Written request: Using the material that follows, identify and copy each line with the string "JSON".

## start Material

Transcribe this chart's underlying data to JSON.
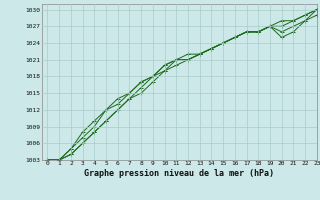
{
  "title": "Graphe pression niveau de la mer (hPa)",
  "background_color": "#cce8e8",
  "grid_color": "#aacccc",
  "line_color": "#1a6b1a",
  "marker_color": "#1a6b1a",
  "xlim": [
    -0.5,
    23
  ],
  "ylim": [
    1003,
    1031
  ],
  "xticks": [
    0,
    1,
    2,
    3,
    4,
    5,
    6,
    7,
    8,
    9,
    10,
    11,
    12,
    13,
    14,
    15,
    16,
    17,
    18,
    19,
    20,
    21,
    22,
    23
  ],
  "yticks": [
    1003,
    1006,
    1009,
    1012,
    1015,
    1018,
    1021,
    1024,
    1027,
    1030
  ],
  "series": [
    [
      1003,
      1003,
      1004,
      1006,
      1008,
      1010,
      1012,
      1014,
      1015,
      1017,
      1019,
      1020,
      1021,
      1022,
      1023,
      1024,
      1025,
      1026,
      1026,
      1027,
      1028,
      1028,
      1029,
      1030
    ],
    [
      1003,
      1003,
      1004,
      1006,
      1008,
      1010,
      1012,
      1014,
      1016,
      1018,
      1020,
      1021,
      1022,
      1022,
      1023,
      1024,
      1025,
      1026,
      1026,
      1027,
      1025,
      1026,
      1028,
      1029
    ],
    [
      1003,
      1003,
      1005,
      1007,
      1009,
      1012,
      1013,
      1015,
      1017,
      1018,
      1019,
      1021,
      1021,
      1022,
      1023,
      1024,
      1025,
      1026,
      1026,
      1027,
      1027,
      1028,
      1029,
      1030
    ],
    [
      1003,
      1003,
      1005,
      1008,
      1010,
      1012,
      1014,
      1015,
      1017,
      1018,
      1020,
      1021,
      1021,
      1022,
      1023,
      1024,
      1025,
      1026,
      1026,
      1027,
      1026,
      1027,
      1028,
      1030
    ]
  ]
}
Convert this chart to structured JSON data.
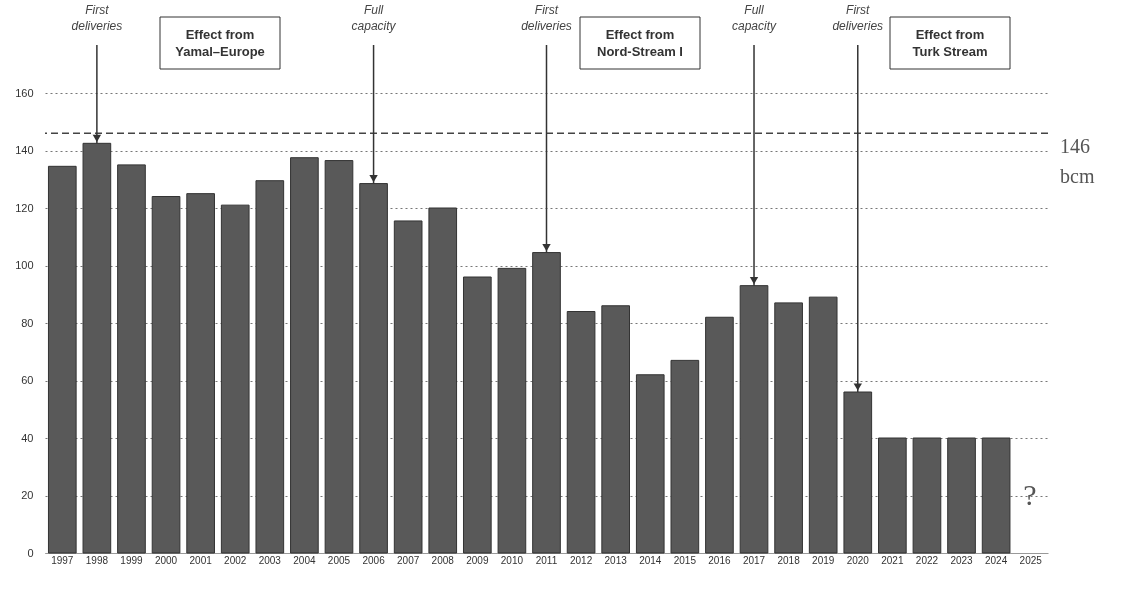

## end Material

Complete response:
Transcribe this chart's underlying data to JSON.
Convert this chart to structured JSON data.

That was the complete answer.